* BEGIN *

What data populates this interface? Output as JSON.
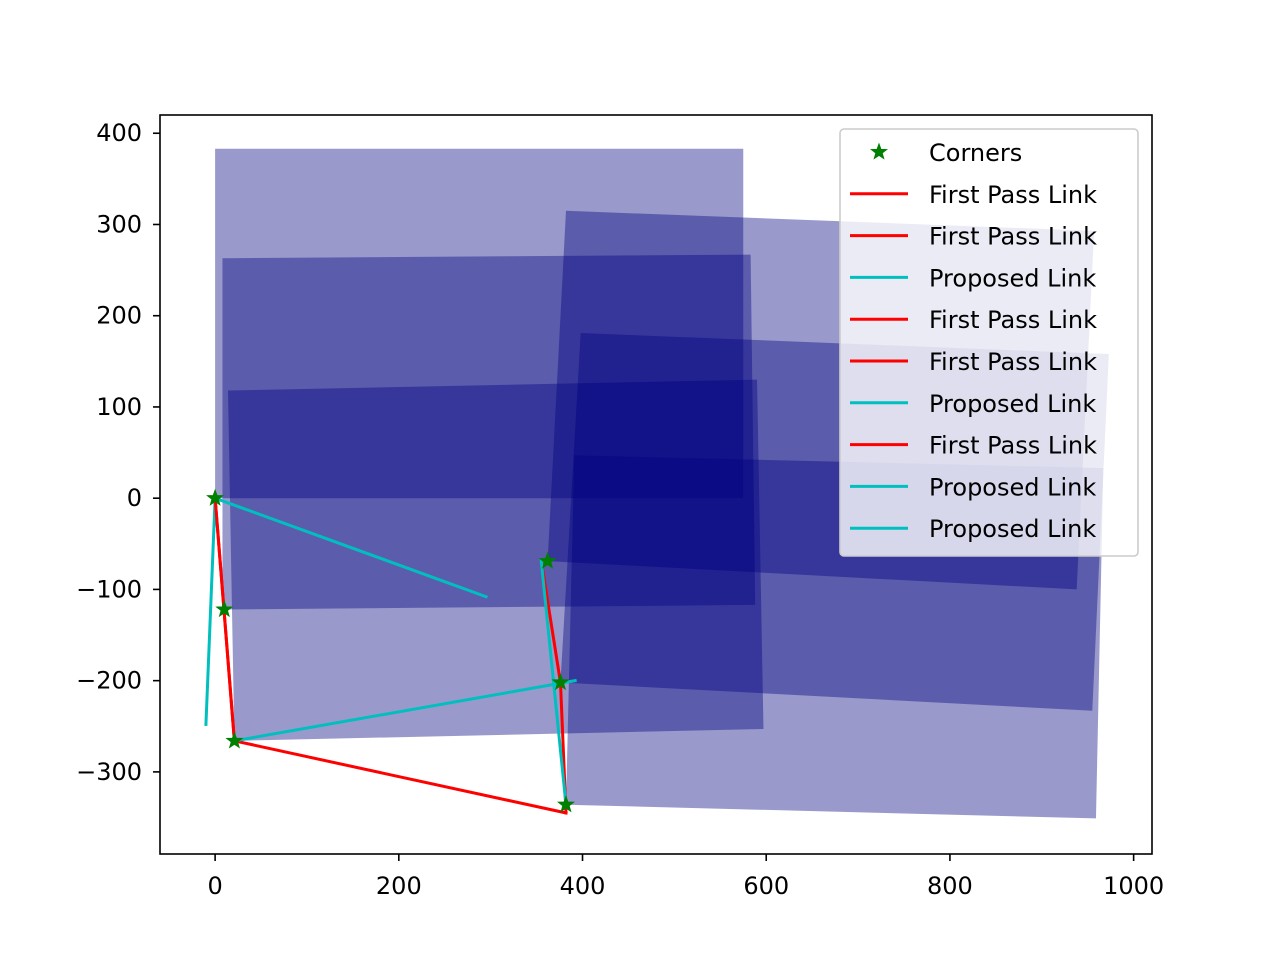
{
  "chart_data": {
    "type": "scatter",
    "title": "",
    "xlabel": "",
    "ylabel": "",
    "xlim": [
      -60,
      1020
    ],
    "ylim": [
      -390,
      420
    ],
    "xticks": [
      0,
      200,
      400,
      600,
      800,
      1000
    ],
    "yticks": [
      -300,
      -200,
      -100,
      0,
      100,
      200,
      300,
      400
    ],
    "xtick_labels": [
      "0",
      "200",
      "400",
      "600",
      "800",
      "1000"
    ],
    "ytick_labels": [
      "−300",
      "−200",
      "−100",
      "0",
      "100",
      "200",
      "300",
      "400"
    ],
    "grid": false,
    "legend_position": "top-right",
    "image_tiles": {
      "color": "#000080",
      "opacity": 0.4,
      "quads": [
        [
          [
            0,
            383
          ],
          [
            575,
            383
          ],
          [
            575,
            0
          ],
          [
            0,
            0
          ]
        ],
        [
          [
            8,
            263
          ],
          [
            583,
            267
          ],
          [
            588,
            -117
          ],
          [
            8,
            -122
          ]
        ],
        [
          [
            14,
            118
          ],
          [
            590,
            130
          ],
          [
            597,
            -253
          ],
          [
            21,
            -266
          ]
        ],
        [
          [
            382,
            315
          ],
          [
            957,
            293
          ],
          [
            938,
            -100
          ],
          [
            362,
            -69
          ]
        ],
        [
          [
            398,
            181
          ],
          [
            973,
            158
          ],
          [
            955,
            -233
          ],
          [
            376,
            -202
          ]
        ],
        [
          [
            391,
            47
          ],
          [
            967,
            33
          ],
          [
            959,
            -351
          ],
          [
            382,
            -336
          ]
        ]
      ]
    },
    "corners": {
      "name": "Corners",
      "color": "#008000",
      "points": [
        [
          0,
          0
        ],
        [
          10,
          -122
        ],
        [
          21,
          -266
        ],
        [
          362,
          -69
        ],
        [
          376,
          -202
        ],
        [
          382,
          -336
        ]
      ]
    },
    "links": [
      {
        "name": "First Pass Link",
        "color": "#ff0000",
        "points": [
          [
            0,
            0
          ],
          [
            21,
            -266
          ]
        ]
      },
      {
        "name": "First Pass Link",
        "color": "#ff0000",
        "points": [
          [
            21,
            -266
          ],
          [
            382,
            -345
          ]
        ]
      },
      {
        "name": "Proposed Link",
        "color": "#00bfbf",
        "points": [
          [
            0,
            0
          ],
          [
            295,
            -108
          ]
        ]
      },
      {
        "name": "First Pass Link",
        "color": "#ff0000",
        "points": [
          [
            355,
            -68
          ],
          [
            376,
            -202
          ]
        ]
      },
      {
        "name": "First Pass Link",
        "color": "#ff0000",
        "points": [
          [
            376,
            -202
          ],
          [
            382,
            -345
          ]
        ]
      },
      {
        "name": "Proposed Link",
        "color": "#00bfbf",
        "points": [
          [
            -10,
            -248
          ],
          [
            0,
            0
          ]
        ]
      },
      {
        "name": "First Pass Link",
        "color": "#ff0000",
        "points": [
          [
            0,
            0
          ],
          [
            21,
            -266
          ]
        ]
      },
      {
        "name": "Proposed Link",
        "color": "#00bfbf",
        "points": [
          [
            21,
            -266
          ],
          [
            392,
            -200
          ]
        ]
      },
      {
        "name": "Proposed Link",
        "color": "#00bfbf",
        "points": [
          [
            355,
            -68
          ],
          [
            382,
            -336
          ]
        ]
      }
    ],
    "legend": [
      {
        "label": "Corners",
        "kind": "marker",
        "color": "#008000"
      },
      {
        "label": "First Pass Link",
        "kind": "line",
        "color": "#ff0000"
      },
      {
        "label": "First Pass Link",
        "kind": "line",
        "color": "#ff0000"
      },
      {
        "label": "Proposed Link",
        "kind": "line",
        "color": "#00bfbf"
      },
      {
        "label": "First Pass Link",
        "kind": "line",
        "color": "#ff0000"
      },
      {
        "label": "First Pass Link",
        "kind": "line",
        "color": "#ff0000"
      },
      {
        "label": "Proposed Link",
        "kind": "line",
        "color": "#00bfbf"
      },
      {
        "label": "First Pass Link",
        "kind": "line",
        "color": "#ff0000"
      },
      {
        "label": "Proposed Link",
        "kind": "line",
        "color": "#00bfbf"
      },
      {
        "label": "Proposed Link",
        "kind": "line",
        "color": "#00bfbf"
      }
    ]
  }
}
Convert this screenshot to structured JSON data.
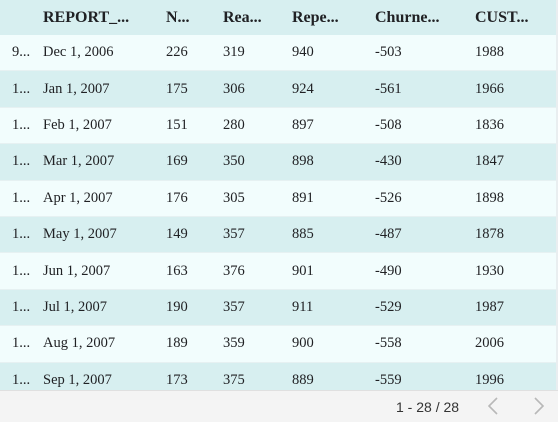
{
  "table": {
    "columns": [
      "",
      "REPORT_...",
      "N...",
      "Rea...",
      "Repe...",
      "Churne...",
      "CUST..."
    ],
    "rows": [
      [
        "9...",
        "Dec 1, 2006",
        "226",
        "319",
        "940",
        "-503",
        "1988"
      ],
      [
        "1...",
        "Jan 1, 2007",
        "175",
        "306",
        "924",
        "-561",
        "1966"
      ],
      [
        "1...",
        "Feb 1, 2007",
        "151",
        "280",
        "897",
        "-508",
        "1836"
      ],
      [
        "1...",
        "Mar 1, 2007",
        "169",
        "350",
        "898",
        "-430",
        "1847"
      ],
      [
        "1...",
        "Apr 1, 2007",
        "176",
        "305",
        "891",
        "-526",
        "1898"
      ],
      [
        "1...",
        "May 1, 2007",
        "149",
        "357",
        "885",
        "-487",
        "1878"
      ],
      [
        "1...",
        "Jun 1, 2007",
        "163",
        "376",
        "901",
        "-490",
        "1930"
      ],
      [
        "1...",
        "Jul 1, 2007",
        "190",
        "357",
        "911",
        "-529",
        "1987"
      ],
      [
        "1...",
        "Aug 1, 2007",
        "189",
        "359",
        "900",
        "-558",
        "2006"
      ],
      [
        "1...",
        "Sep 1, 2007",
        "173",
        "375",
        "889",
        "-559",
        "1996"
      ]
    ]
  },
  "pagination": {
    "range_label": "1 - 28 / 28",
    "prev_icon": "chevron-left-icon",
    "next_icon": "chevron-right-icon"
  },
  "colors": {
    "header_bg": "#d7eff0",
    "row_even_bg": "#d7eff0",
    "row_odd_bg": "#f2fdfd",
    "footer_bg": "#f4f4f4"
  }
}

* END *

Work instructions: Retype the records above exactly, starting at the line that contains "Convert this screenshot" and going through the last line, and leave out any pictures.

Solved exercise:
Convert this screenshot to structured JSON data.
{
  "table": {
    "columns": [
      "",
      "REPORT_...",
      "N...",
      "Rea...",
      "Repe...",
      "Churne...",
      "CUST..."
    ],
    "rows": [
      [
        "9...",
        "Dec 1, 2006",
        "226",
        "319",
        "940",
        "-503",
        "1988"
      ],
      [
        "1...",
        "Jan 1, 2007",
        "175",
        "306",
        "924",
        "-561",
        "1966"
      ],
      [
        "1...",
        "Feb 1, 2007",
        "151",
        "280",
        "897",
        "-508",
        "1836"
      ],
      [
        "1...",
        "Mar 1, 2007",
        "169",
        "350",
        "898",
        "-430",
        "1847"
      ],
      [
        "1...",
        "Apr 1, 2007",
        "176",
        "305",
        "891",
        "-526",
        "1898"
      ],
      [
        "1...",
        "May 1, 2007",
        "149",
        "357",
        "885",
        "-487",
        "1878"
      ],
      [
        "1...",
        "Jun 1, 2007",
        "163",
        "376",
        "901",
        "-490",
        "1930"
      ],
      [
        "1...",
        "Jul 1, 2007",
        "190",
        "357",
        "911",
        "-529",
        "1987"
      ],
      [
        "1...",
        "Aug 1, 2007",
        "189",
        "359",
        "900",
        "-558",
        "2006"
      ],
      [
        "1...",
        "Sep 1, 2007",
        "173",
        "375",
        "889",
        "-559",
        "1996"
      ]
    ]
  },
  "pagination": {
    "range_label": "1 - 28 / 28",
    "prev_icon": "chevron-left-icon",
    "next_icon": "chevron-right-icon"
  },
  "colors": {
    "header_bg": "#d7eff0",
    "row_even_bg": "#d7eff0",
    "row_odd_bg": "#f2fdfd",
    "footer_bg": "#f4f4f4"
  }
}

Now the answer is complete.